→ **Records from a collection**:
#####
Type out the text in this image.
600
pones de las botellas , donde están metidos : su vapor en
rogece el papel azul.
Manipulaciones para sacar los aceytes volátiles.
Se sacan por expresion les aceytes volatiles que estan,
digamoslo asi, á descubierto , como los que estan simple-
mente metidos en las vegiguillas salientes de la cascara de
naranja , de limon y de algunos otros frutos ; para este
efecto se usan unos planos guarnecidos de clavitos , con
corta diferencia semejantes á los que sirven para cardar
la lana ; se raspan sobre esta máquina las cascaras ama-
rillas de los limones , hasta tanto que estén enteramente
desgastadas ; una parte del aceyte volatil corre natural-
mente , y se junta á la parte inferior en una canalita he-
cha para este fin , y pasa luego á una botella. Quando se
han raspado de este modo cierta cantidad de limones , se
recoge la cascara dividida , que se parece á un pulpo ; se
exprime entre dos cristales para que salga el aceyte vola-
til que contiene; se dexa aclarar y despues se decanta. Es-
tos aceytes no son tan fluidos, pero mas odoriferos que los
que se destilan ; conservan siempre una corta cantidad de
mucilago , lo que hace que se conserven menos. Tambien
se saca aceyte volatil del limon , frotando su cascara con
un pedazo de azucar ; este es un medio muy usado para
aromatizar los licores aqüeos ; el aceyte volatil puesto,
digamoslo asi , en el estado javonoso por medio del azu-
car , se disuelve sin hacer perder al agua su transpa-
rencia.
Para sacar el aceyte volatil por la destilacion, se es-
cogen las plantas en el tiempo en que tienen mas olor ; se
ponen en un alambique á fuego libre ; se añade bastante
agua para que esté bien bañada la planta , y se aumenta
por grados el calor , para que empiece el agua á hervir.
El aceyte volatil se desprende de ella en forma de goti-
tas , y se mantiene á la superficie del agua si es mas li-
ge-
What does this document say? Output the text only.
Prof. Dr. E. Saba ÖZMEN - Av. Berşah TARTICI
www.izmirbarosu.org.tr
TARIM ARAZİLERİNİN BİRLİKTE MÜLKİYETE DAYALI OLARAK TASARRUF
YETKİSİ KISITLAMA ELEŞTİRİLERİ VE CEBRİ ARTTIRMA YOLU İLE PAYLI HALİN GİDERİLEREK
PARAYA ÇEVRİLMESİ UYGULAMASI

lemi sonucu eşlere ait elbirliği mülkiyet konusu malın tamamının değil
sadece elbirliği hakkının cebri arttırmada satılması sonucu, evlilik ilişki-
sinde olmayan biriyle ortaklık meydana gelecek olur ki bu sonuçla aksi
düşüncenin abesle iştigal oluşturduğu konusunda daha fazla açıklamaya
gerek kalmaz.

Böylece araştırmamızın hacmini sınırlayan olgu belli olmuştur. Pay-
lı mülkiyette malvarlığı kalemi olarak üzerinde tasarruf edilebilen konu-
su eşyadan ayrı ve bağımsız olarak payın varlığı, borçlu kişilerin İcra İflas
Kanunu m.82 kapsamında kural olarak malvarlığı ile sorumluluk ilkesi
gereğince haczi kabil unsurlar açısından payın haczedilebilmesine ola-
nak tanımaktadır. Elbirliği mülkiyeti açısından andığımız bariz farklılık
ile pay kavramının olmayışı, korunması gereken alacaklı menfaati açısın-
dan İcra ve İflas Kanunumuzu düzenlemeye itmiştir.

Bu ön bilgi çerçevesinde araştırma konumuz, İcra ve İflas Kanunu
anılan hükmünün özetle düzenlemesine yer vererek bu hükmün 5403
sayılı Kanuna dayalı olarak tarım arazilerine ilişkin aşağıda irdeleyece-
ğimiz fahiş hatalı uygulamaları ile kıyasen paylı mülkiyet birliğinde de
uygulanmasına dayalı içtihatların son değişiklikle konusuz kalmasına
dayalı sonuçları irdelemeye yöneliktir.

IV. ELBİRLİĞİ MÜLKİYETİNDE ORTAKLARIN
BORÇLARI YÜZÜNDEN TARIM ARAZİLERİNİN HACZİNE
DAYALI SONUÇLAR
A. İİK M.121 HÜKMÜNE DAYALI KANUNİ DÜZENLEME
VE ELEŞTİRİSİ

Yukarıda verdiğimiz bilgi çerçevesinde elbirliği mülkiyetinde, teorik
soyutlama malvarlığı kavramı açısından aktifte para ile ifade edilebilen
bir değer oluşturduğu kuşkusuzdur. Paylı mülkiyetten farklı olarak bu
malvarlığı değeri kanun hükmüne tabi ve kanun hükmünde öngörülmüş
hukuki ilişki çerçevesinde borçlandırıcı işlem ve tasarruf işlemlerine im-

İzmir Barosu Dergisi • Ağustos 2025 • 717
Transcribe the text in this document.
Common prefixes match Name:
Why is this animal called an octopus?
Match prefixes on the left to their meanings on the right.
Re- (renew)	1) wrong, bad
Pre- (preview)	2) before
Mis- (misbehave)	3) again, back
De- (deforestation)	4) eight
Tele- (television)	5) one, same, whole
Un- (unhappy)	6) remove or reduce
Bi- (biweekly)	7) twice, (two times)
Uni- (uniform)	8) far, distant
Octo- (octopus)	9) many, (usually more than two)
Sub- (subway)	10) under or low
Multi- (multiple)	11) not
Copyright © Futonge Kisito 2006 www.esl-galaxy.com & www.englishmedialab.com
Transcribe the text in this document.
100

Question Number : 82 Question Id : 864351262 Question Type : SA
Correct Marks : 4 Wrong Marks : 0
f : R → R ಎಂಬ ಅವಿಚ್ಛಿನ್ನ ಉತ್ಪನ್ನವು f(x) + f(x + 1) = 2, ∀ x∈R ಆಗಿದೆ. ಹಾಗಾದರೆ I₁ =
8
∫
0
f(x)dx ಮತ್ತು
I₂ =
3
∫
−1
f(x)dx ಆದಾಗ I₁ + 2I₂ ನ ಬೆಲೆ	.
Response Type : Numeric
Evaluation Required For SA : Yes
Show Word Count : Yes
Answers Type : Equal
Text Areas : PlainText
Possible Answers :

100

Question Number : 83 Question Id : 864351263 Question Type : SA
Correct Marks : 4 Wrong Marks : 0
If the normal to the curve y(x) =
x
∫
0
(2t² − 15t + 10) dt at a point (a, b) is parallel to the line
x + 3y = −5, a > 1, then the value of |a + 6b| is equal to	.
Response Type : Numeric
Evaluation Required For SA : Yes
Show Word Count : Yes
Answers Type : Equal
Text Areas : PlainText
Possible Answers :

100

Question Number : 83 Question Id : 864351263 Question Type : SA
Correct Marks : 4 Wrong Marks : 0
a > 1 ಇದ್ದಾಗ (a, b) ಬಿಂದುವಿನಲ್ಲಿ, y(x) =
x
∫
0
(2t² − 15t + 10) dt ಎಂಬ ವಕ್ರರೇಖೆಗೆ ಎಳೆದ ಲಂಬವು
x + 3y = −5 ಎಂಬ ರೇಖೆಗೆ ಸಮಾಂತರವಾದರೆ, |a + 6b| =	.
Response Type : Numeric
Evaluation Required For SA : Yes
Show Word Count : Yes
#####
→ **YOUR GOAL**: Go through the listing above and restate it word for word.

→ **RESULT FOR THIS TASK**:
Type out the text in this image.
600
pones de las botellas , donde están metidos : su vapor en
rogece el papel azul.
Manipulaciones para sacar los aceytes volátiles.
Se sacan por expresion les aceytes volatiles que estan,
digamoslo asi, á descubierto , como los que estan simple-
mente metidos en las vegiguillas salientes de la cascara de
naranja , de limon y de algunos otros frutos ; para este
efecto se usan unos planos guarnecidos de clavitos , con
corta diferencia semejantes á los que sirven para cardar
la lana ; se raspan sobre esta máquina las cascaras ama-
rillas de los limones , hasta tanto que estén enteramente
desgastadas ; una parte del aceyte volatil corre natural-
mente , y se junta á la parte inferior en una canalita he-
cha para este fin , y pasa luego á una botella. Quando se
han raspado de este modo cierta cantidad de limones , se
recoge la cascara dividida , que se parece á un pulpo ; se
exprime entre dos cristales para que salga el aceyte vola-
til que contiene; se dexa aclarar y despues se decanta. Es-
tos aceytes no son tan fluidos, pero mas odoriferos que los
que se destilan ; conservan siempre una corta cantidad de
mucilago , lo que hace que se conserven menos. Tambien
se saca aceyte volatil del limon , frotando su cascara con
un pedazo de azucar ; este es un medio muy usado para
aromatizar los licores aqüeos ; el aceyte volatil puesto,
digamoslo asi , en el estado javonoso por medio del azu-
car , se disuelve sin hacer perder al agua su transpa-
rencia.
Para sacar el aceyte volatil por la destilacion, se es-
cogen las plantas en el tiempo en que tienen mas olor ; se
ponen en un alambique á fuego libre ; se añade bastante
agua para que esté bien bañada la planta , y se aumenta
por grados el calor , para que empiece el agua á hervir.
El aceyte volatil se desprende de ella en forma de goti-
tas , y se mantiene á la superficie del agua si es mas li-
ge-
What does this document say? Output the text only.
Prof. Dr. E. Saba ÖZMEN - Av. Berşah TARTICI
www.izmirbarosu.org.tr
TARIM ARAZİLERİNİN BİRLİKTE MÜLKİYETE DAYALI OLARAK TASARRUF
YETKİSİ KISITLAMA ELEŞTİRİLERİ VE CEBRİ ARTTIRMA YOLU İLE PAYLI HALİN GİDERİLEREK
PARAYA ÇEVRİLMESİ UYGULAMASI

lemi sonucu eşlere ait elbirliği mülkiyet konusu malın tamamının değil
sadece elbirliği hakkının cebri arttırmada satılması sonucu, evlilik ilişki-
sinde olmayan biriyle ortaklık meydana gelecek olur ki bu sonuçla aksi
düşüncenin abesle iştigal oluşturduğu konusunda daha fazla açıklamaya
gerek kalmaz.

Böylece araştırmamızın hacmini sınırlayan olgu belli olmuştur. Pay-
lı mülkiyette malvarlığı kalemi olarak üzerinde tasarruf edilebilen konu-
su eşyadan ayrı ve bağımsız olarak payın varlığı, borçlu kişilerin İcra İflas
Kanunu m.82 kapsamında kural olarak malvarlığı ile sorumluluk ilkesi
gereğince haczi kabil unsurlar açısından payın haczedilebilmesine ola-
nak tanımaktadır. Elbirliği mülkiyeti açısından andığımız bariz farklılık
ile pay kavramının olmayışı, korunması gereken alacaklı menfaati açısın-
dan İcra ve İflas Kanunumuzu düzenlemeye itmiştir.

Bu ön bilgi çerçevesinde araştırma konumuz, İcra ve İflas Kanunu
anılan hükmünün özetle düzenlemesine yer vererek bu hükmün 5403
sayılı Kanuna dayalı olarak tarım arazilerine ilişkin aşağıda irdeleyece-
ğimiz fahiş hatalı uygulamaları ile kıyasen paylı mülkiyet birliğinde de
uygulanmasına dayalı içtihatların son değişiklikle konusuz kalmasına
dayalı sonuçları irdelemeye yöneliktir.

IV. ELBİRLİĞİ MÜLKİYETİNDE ORTAKLARIN
BORÇLARI YÜZÜNDEN TARIM ARAZİLERİNİN HACZİNE
DAYALI SONUÇLAR
A. İİK M.121 HÜKMÜNE DAYALI KANUNİ DÜZENLEME
VE ELEŞTİRİSİ

Yukarıda verdiğimiz bilgi çerçevesinde elbirliği mülkiyetinde, teorik
soyutlama malvarlığı kavramı açısından aktifte para ile ifade edilebilen
bir değer oluşturduğu kuşkusuzdur. Paylı mülkiyetten farklı olarak bu
malvarlığı değeri kanun hükmüne tabi ve kanun hükmünde öngörülmüş
hukuki ilişki çerçevesinde borçlandırıcı işlem ve tasarruf işlemlerine im-

İzmir Barosu Dergisi • Ağustos 2025 • 717
Transcribe the text in this document.
Common prefixes match Name:
Why is this animal called an octopus?
Match prefixes on the left to their meanings on the right.
Re- (renew)	1) wrong, bad
Pre- (preview)	2) before
Mis- (misbehave)	3) again, back
De- (deforestation)	4) eight
Tele- (television)	5) one, same, whole
Un- (unhappy)	6) remove or reduce
Bi- (biweekly)	7) twice, (two times)
Uni- (uniform)	8) far, distant
Octo- (octopus)	9) many, (usually more than two)
Sub- (subway)	10) under or low
Multi- (multiple)	11) not
Copyright © Futonge Kisito 2006 www.esl-galaxy.com & www.englishmedialab.com
Transcribe the text in this document.
100

Question Number : 82 Question Id : 864351262 Question Type : SA
Correct Marks : 4 Wrong Marks : 0
f : R → R ಎಂಬ ಅವಿಚ್ಛಿನ್ನ ಉತ್ಪನ್ನವು f(x) + f(x + 1) = 2, ∀ x∈R ಆಗಿದೆ. ಹಾಗಾದರೆ I₁ =
8
∫
0
f(x)dx ಮತ್ತು
I₂ =
3
∫
−1
f(x)dx ಆದಾಗ I₁ + 2I₂ ನ ಬೆಲೆ	.
Response Type : Numeric
Evaluation Required For SA : Yes
Show Word Count : Yes
Answers Type : Equal
Text Areas : PlainText
Possible Answers :

100

Question Number : 83 Question Id : 864351263 Question Type : SA
Correct Marks : 4 Wrong Marks : 0
If the normal to the curve y(x) =
x
∫
0
(2t² − 15t + 10) dt at a point (a, b) is parallel to the line
x + 3y = −5, a > 1, then the value of |a + 6b| is equal to	.
Response Type : Numeric
Evaluation Required For SA : Yes
Show Word Count : Yes
Answers Type : Equal
Text Areas : PlainText
Possible Answers :

100

Question Number : 83 Question Id : 864351263 Question Type : SA
Correct Marks : 4 Wrong Marks : 0
a > 1 ಇದ್ದಾಗ (a, b) ಬಿಂದುವಿನಲ್ಲಿ, y(x) =
x
∫
0
(2t² − 15t + 10) dt ಎಂಬ ವಕ್ರರೇಖೆಗೆ ಎಳೆದ ಲಂಬವು
x + 3y = −5 ಎಂಬ ರೇಖೆಗೆ ಸಮಾಂತರವಾದರೆ, |a + 6b| =	.
Response Type : Numeric
Evaluation Required For SA : Yes
Show Word Count : Yes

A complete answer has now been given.